STATED GOAL: Word for word, repeat the entries, minus the pictures.

# Start of DATASET CONTENT

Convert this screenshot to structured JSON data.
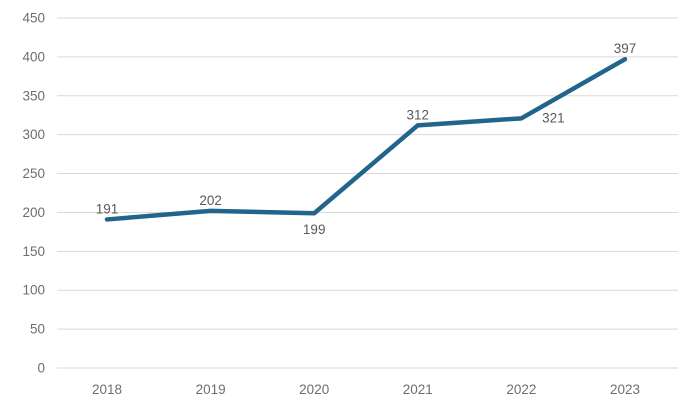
{
  "chart_data": {
    "type": "line",
    "title": "",
    "xlabel": "",
    "ylabel": "",
    "categories": [
      "2018",
      "2019",
      "2020",
      "2021",
      "2022",
      "2023"
    ],
    "series": [
      {
        "name": "value",
        "values": [
          191,
          202,
          199,
          312,
          321,
          397
        ]
      }
    ],
    "data_labels": [
      "191",
      "202",
      "199",
      "312",
      "321",
      "397"
    ],
    "label_positions": [
      "above",
      "above",
      "below",
      "above",
      "right",
      "above"
    ],
    "ylim": [
      0,
      450
    ],
    "ytick_step": 50,
    "yticks": [
      0,
      50,
      100,
      150,
      200,
      250,
      300,
      350,
      400,
      450
    ],
    "grid": true,
    "legend_position": "none",
    "line_color": "#21658C",
    "grid_color": "#D9D9D9",
    "axis_text_color": "#6E6E6E",
    "data_label_color": "#595959",
    "background_color": "#FFFFFF"
  }
}
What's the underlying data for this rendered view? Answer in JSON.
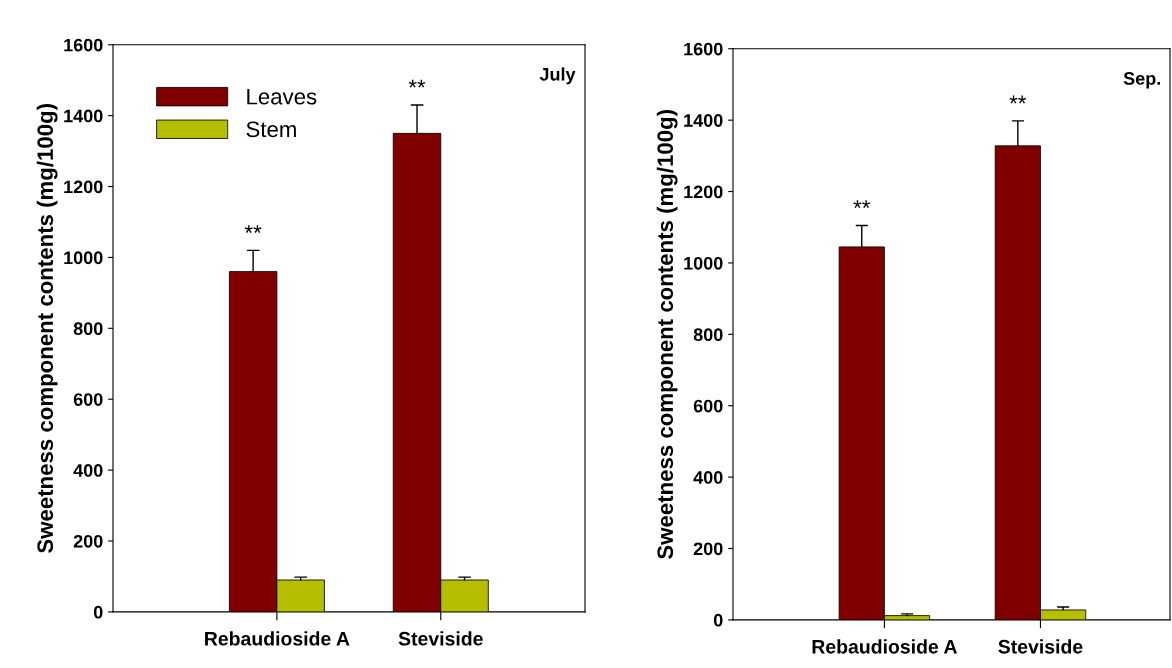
{
  "chart_data": [
    {
      "type": "bar",
      "ylabel": "Sweetness component contents (mg/100g)",
      "categories": [
        "Rebaudioside A",
        "Steviside"
      ],
      "series": [
        {
          "name": "Leaves",
          "color": "#800000",
          "values": [
            960,
            1350
          ],
          "errors": [
            60,
            80
          ]
        },
        {
          "name": "Stem",
          "color": "#b5bf00",
          "values": [
            90,
            90
          ],
          "errors": [
            8,
            8
          ]
        }
      ],
      "ylim": [
        0,
        1600
      ],
      "yticks": [
        0,
        200,
        400,
        600,
        800,
        1000,
        1200,
        1400,
        1600
      ],
      "legend": "top left",
      "grid": false,
      "annotations": [
        "July",
        {
          "text": "**",
          "x": "Rebaudioside A",
          "y": 960
        },
        {
          "text": "**",
          "x": "Steviside",
          "y": 1350
        }
      ]
    },
    {
      "type": "bar",
      "ylabel": "Sweetness component contents (mg/100g)",
      "categories": [
        "Rebaudioside A",
        "Steviside"
      ],
      "series": [
        {
          "color": "#800000",
          "values": [
            1045,
            1328
          ],
          "errors": [
            60,
            70
          ]
        },
        {
          "color": "#b5bf00",
          "values": [
            12,
            28
          ],
          "errors": [
            5,
            8
          ]
        }
      ],
      "ylim": [
        0,
        1600
      ],
      "yticks": [
        0,
        200,
        400,
        600,
        800,
        1000,
        1200,
        1400,
        1600
      ],
      "legend": false,
      "grid": false,
      "annotations": [
        "Sep.",
        {
          "text": "**",
          "x": "Rebaudioside A",
          "y": 1045
        },
        {
          "text": "**",
          "x": "Steviside",
          "y": 1328
        }
      ]
    }
  ]
}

# End of DATASET CONTENT

RESULT OF THE TASK:
Convert this screenshot to structured JSON data.
{
  "chart_data": {
    "type": "line",
    "title": "",
    "xlabel": "",
    "ylabel": "",
    "categories": [
      "2018",
      "2019",
      "2020",
      "2021",
      "2022",
      "2023"
    ],
    "series": [
      {
        "name": "value",
        "values": [
          191,
          202,
          199,
          312,
          321,
          397
        ]
      }
    ],
    "data_labels": [
      "191",
      "202",
      "199",
      "312",
      "321",
      "397"
    ],
    "label_positions": [
      "above",
      "above",
      "below",
      "above",
      "right",
      "above"
    ],
    "ylim": [
      0,
      450
    ],
    "ytick_step": 50,
    "yticks": [
      0,
      50,
      100,
      150,
      200,
      250,
      300,
      350,
      400,
      450
    ],
    "grid": true,
    "legend_position": "none",
    "line_color": "#21658C",
    "grid_color": "#D9D9D9",
    "axis_text_color": "#6E6E6E",
    "data_label_color": "#595959",
    "background_color": "#FFFFFF"
  }
}
What's the underlying data for this rendered view? Answer in JSON.
{
  "chart_data": [
    {
      "type": "bar",
      "ylabel": "Sweetness component contents (mg/100g)",
      "categories": [
        "Rebaudioside A",
        "Steviside"
      ],
      "series": [
        {
          "name": "Leaves",
          "color": "#800000",
          "values": [
            960,
            1350
          ],
          "errors": [
            60,
            80
          ]
        },
        {
          "name": "Stem",
          "color": "#b5bf00",
          "values": [
            90,
            90
          ],
          "errors": [
            8,
            8
          ]
        }
      ],
      "ylim": [
        0,
        1600
      ],
      "yticks": [
        0,
        200,
        400,
        600,
        800,
        1000,
        1200,
        1400,
        1600
      ],
      "legend": "top left",
      "grid": false,
      "annotations": [
        "July",
        {
          "text": "**",
          "x": "Rebaudioside A",
          "y": 960
        },
        {
          "text": "**",
          "x": "Steviside",
          "y": 1350
        }
      ]
    },
    {
      "type": "bar",
      "ylabel": "Sweetness component contents (mg/100g)",
      "categories": [
        "Rebaudioside A",
        "Steviside"
      ],
      "series": [
        {
          "color": "#800000",
          "values": [
            1045,
            1328
          ],
          "errors": [
            60,
            70
          ]
        },
        {
          "color": "#b5bf00",
          "values": [
            12,
            28
          ],
          "errors": [
            5,
            8
          ]
        }
      ],
      "ylim": [
        0,
        1600
      ],
      "yticks": [
        0,
        200,
        400,
        600,
        800,
        1000,
        1200,
        1400,
        1600
      ],
      "legend": false,
      "grid": false,
      "annotations": [
        "Sep.",
        {
          "text": "**",
          "x": "Rebaudioside A",
          "y": 1045
        },
        {
          "text": "**",
          "x": "Steviside",
          "y": 1328
        }
      ]
    }
  ]
}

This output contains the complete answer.